## What you have to do
Copy the data below line for line, with no changes, and omit the pictures from your copy.

(Saved data entries)
::::
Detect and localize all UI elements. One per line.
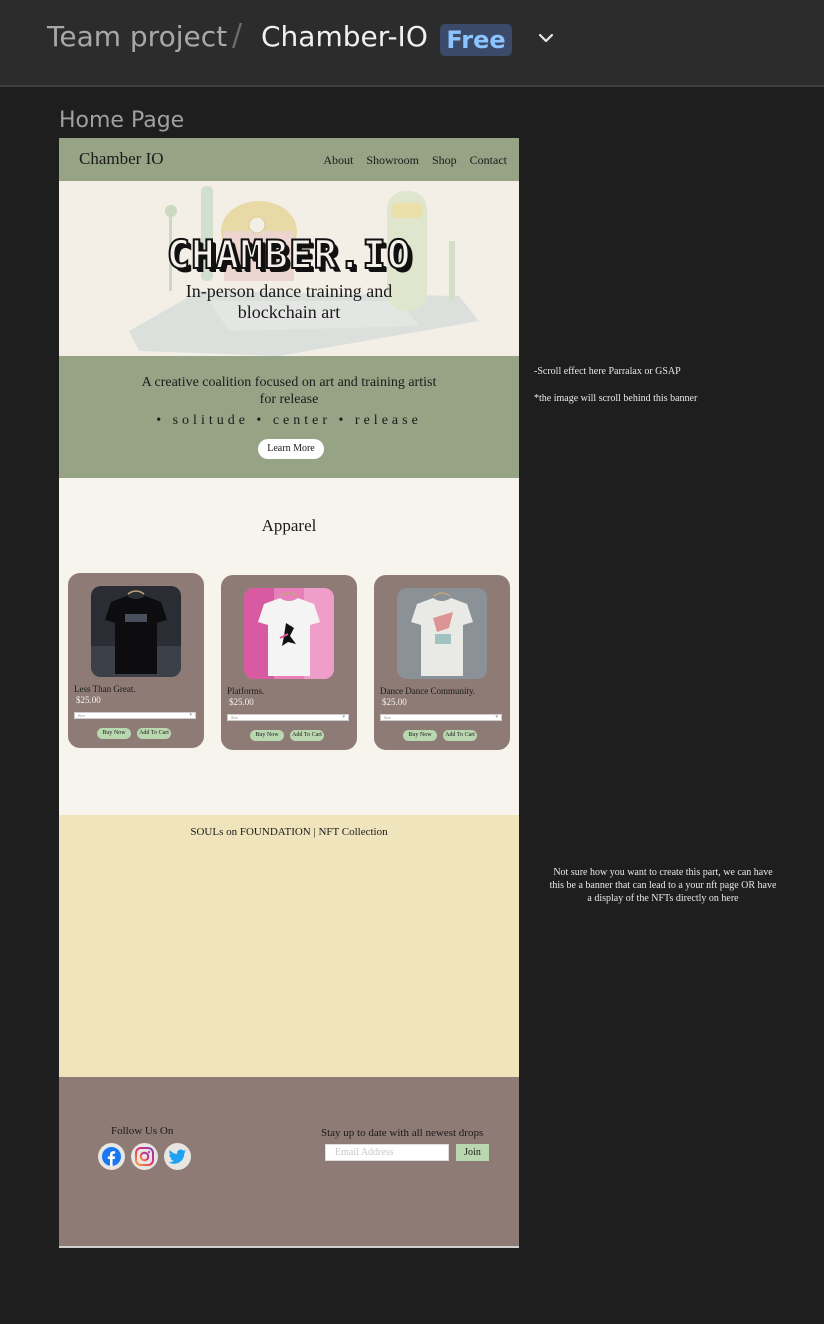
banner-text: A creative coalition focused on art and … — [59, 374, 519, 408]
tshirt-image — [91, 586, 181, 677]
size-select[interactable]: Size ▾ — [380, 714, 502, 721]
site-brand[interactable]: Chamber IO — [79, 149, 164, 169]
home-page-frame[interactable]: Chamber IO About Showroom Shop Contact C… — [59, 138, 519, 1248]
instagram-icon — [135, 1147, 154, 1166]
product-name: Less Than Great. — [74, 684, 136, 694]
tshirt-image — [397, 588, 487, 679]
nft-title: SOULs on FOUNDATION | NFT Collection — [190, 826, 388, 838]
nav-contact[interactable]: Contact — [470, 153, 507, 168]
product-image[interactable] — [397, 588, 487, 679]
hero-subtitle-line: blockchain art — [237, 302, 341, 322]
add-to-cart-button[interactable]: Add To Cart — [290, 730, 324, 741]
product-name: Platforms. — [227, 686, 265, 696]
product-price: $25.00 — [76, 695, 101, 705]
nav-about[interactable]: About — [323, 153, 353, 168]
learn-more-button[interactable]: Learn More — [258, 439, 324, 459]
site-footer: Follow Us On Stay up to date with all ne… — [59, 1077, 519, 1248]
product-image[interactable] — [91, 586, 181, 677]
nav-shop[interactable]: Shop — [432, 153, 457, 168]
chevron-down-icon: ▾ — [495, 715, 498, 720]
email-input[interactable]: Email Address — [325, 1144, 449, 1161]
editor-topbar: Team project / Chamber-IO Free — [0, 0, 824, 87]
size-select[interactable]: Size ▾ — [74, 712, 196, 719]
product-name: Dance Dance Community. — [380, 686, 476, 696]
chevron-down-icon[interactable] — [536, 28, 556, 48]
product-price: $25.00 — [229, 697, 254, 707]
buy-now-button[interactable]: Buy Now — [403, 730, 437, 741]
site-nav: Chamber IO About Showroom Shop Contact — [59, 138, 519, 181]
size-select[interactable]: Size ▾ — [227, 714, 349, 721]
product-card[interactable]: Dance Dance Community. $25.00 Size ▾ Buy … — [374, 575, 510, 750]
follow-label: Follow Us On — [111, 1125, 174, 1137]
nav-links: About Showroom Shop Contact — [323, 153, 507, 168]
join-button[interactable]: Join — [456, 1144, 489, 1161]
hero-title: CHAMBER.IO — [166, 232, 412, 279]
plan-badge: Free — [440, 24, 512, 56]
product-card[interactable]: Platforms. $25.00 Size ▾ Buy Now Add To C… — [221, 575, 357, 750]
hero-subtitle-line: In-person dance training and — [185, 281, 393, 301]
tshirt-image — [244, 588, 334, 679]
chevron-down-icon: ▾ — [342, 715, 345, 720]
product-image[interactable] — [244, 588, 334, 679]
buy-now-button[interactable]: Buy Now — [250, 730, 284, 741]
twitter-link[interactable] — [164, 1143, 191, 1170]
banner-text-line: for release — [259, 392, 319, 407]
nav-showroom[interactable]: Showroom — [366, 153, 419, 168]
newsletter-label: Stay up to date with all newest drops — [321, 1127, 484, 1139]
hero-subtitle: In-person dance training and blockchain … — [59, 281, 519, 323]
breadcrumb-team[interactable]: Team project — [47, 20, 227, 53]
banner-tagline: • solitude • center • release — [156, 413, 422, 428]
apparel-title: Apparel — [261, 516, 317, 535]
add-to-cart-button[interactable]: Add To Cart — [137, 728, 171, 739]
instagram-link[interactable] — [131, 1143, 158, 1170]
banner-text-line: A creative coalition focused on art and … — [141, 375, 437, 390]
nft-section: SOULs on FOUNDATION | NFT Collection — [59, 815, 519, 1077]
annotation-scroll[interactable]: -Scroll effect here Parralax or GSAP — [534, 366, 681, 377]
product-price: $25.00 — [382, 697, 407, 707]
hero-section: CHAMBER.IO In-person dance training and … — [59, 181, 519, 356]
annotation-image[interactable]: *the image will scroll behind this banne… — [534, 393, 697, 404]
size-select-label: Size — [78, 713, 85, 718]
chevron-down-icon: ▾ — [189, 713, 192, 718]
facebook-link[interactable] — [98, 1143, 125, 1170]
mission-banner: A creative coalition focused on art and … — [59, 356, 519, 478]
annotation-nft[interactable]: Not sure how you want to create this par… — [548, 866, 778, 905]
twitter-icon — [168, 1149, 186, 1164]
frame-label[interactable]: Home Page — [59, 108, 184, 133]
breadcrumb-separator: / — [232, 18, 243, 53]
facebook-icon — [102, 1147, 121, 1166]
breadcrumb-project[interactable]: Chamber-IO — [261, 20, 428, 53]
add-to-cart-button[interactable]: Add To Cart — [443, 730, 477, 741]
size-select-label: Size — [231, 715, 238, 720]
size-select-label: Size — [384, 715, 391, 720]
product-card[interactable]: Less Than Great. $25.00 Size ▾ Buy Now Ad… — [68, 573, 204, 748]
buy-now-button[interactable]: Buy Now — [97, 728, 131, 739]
::::
## Output
Detect and localize all UI elements. One per line.
banner-text: A creative coalition focused on art and … — [59, 374, 519, 408]
tshirt-image — [91, 586, 181, 677]
size-select[interactable]: Size ▾ — [380, 714, 502, 721]
site-brand[interactable]: Chamber IO — [79, 149, 164, 169]
home-page-frame[interactable]: Chamber IO About Showroom Shop Contact C… — [59, 138, 519, 1248]
instagram-icon — [135, 1147, 154, 1166]
product-name: Less Than Great. — [74, 684, 136, 694]
tshirt-image — [397, 588, 487, 679]
nft-title: SOULs on FOUNDATION | NFT Collection — [190, 826, 388, 838]
nav-contact[interactable]: Contact — [470, 153, 507, 168]
product-image[interactable] — [397, 588, 487, 679]
hero-subtitle-line: blockchain art — [237, 302, 341, 322]
add-to-cart-button[interactable]: Add To Cart — [290, 730, 324, 741]
product-name: Platforms. — [227, 686, 265, 696]
product-price: $25.00 — [76, 695, 101, 705]
nav-about[interactable]: About — [323, 153, 353, 168]
learn-more-button[interactable]: Learn More — [258, 439, 324, 459]
site-footer: Follow Us On Stay up to date with all ne… — [59, 1077, 519, 1248]
product-image[interactable] — [91, 586, 181, 677]
nav-shop[interactable]: Shop — [432, 153, 457, 168]
chevron-down-icon: ▾ — [495, 715, 498, 720]
email-input[interactable]: Email Address — [325, 1144, 449, 1161]
editor-topbar: Team project / Chamber-IO Free — [0, 0, 824, 87]
size-select[interactable]: Size ▾ — [74, 712, 196, 719]
product-name: Dance Dance Community. — [380, 686, 476, 696]
chevron-down-icon[interactable] — [536, 28, 556, 48]
product-price: $25.00 — [229, 697, 254, 707]
buy-now-button[interactable]: Buy Now — [403, 730, 437, 741]
site-nav: Chamber IO About Showroom Shop Contact — [59, 138, 519, 181]
size-select[interactable]: Size ▾ — [227, 714, 349, 721]
product-card[interactable]: Dance Dance Community. $25.00 Size ▾ Buy … — [374, 575, 510, 750]
follow-label: Follow Us On — [111, 1125, 174, 1137]
nav-links: About Showroom Shop Contact — [323, 153, 507, 168]
join-button[interactable]: Join — [456, 1144, 489, 1161]
hero-title: CHAMBER.IO — [166, 232, 412, 279]
plan-badge: Free — [440, 24, 512, 56]
product-card[interactable]: Platforms. $25.00 Size ▾ Buy Now Add To C… — [221, 575, 357, 750]
hero-subtitle-line: In-person dance training and — [185, 281, 393, 301]
tshirt-image — [244, 588, 334, 679]
chevron-down-icon: ▾ — [342, 715, 345, 720]
product-image[interactable] — [244, 588, 334, 679]
buy-now-button[interactable]: Buy Now — [250, 730, 284, 741]
twitter-link[interactable] — [164, 1143, 191, 1170]
banner-text-line: for release — [259, 392, 319, 407]
nav-showroom[interactable]: Showroom — [366, 153, 419, 168]
newsletter-label: Stay up to date with all newest drops — [321, 1127, 484, 1139]
hero-subtitle: In-person dance training and blockchain … — [59, 281, 519, 323]
breadcrumb-team[interactable]: Team project — [47, 20, 227, 53]
banner-tagline: • solitude • center • release — [156, 413, 422, 428]
apparel-title: Apparel — [261, 516, 317, 535]
add-to-cart-button[interactable]: Add To Cart — [137, 728, 171, 739]
instagram-link[interactable] — [131, 1143, 158, 1170]
banner-text-line: A creative coalition focused on art and … — [141, 375, 437, 390]
nft-section: SOULs on FOUNDATION | NFT Collection — [59, 815, 519, 1077]
annotation-scroll[interactable]: -Scroll effect here Parralax or GSAP — [534, 366, 681, 377]
product-price: $25.00 — [382, 697, 407, 707]
hero-section: CHAMBER.IO In-person dance training and … — [59, 181, 519, 356]
annotation-image[interactable]: *the image will scroll behind this banne… — [534, 393, 697, 404]
size-select-label: Size — [78, 713, 85, 718]
chevron-down-icon: ▾ — [189, 713, 192, 718]
facebook-link[interactable] — [98, 1143, 125, 1170]
mission-banner: A creative coalition focused on art and … — [59, 356, 519, 478]
annotation-nft[interactable]: Not sure how you want to create this par… — [548, 866, 778, 905]
twitter-icon — [168, 1149, 186, 1164]
frame-label[interactable]: Home Page — [59, 108, 184, 133]
breadcrumb-separator: / — [232, 18, 243, 53]
facebook-icon — [102, 1147, 121, 1166]
breadcrumb-project[interactable]: Chamber-IO — [261, 20, 428, 53]
add-to-cart-button[interactable]: Add To Cart — [443, 730, 477, 741]
size-select-label: Size — [231, 715, 238, 720]
size-select-label: Size — [384, 715, 391, 720]
product-card[interactable]: Less Than Great. $25.00 Size ▾ Buy Now Ad… — [68, 573, 204, 748]
buy-now-button[interactable]: Buy Now — [97, 728, 131, 739]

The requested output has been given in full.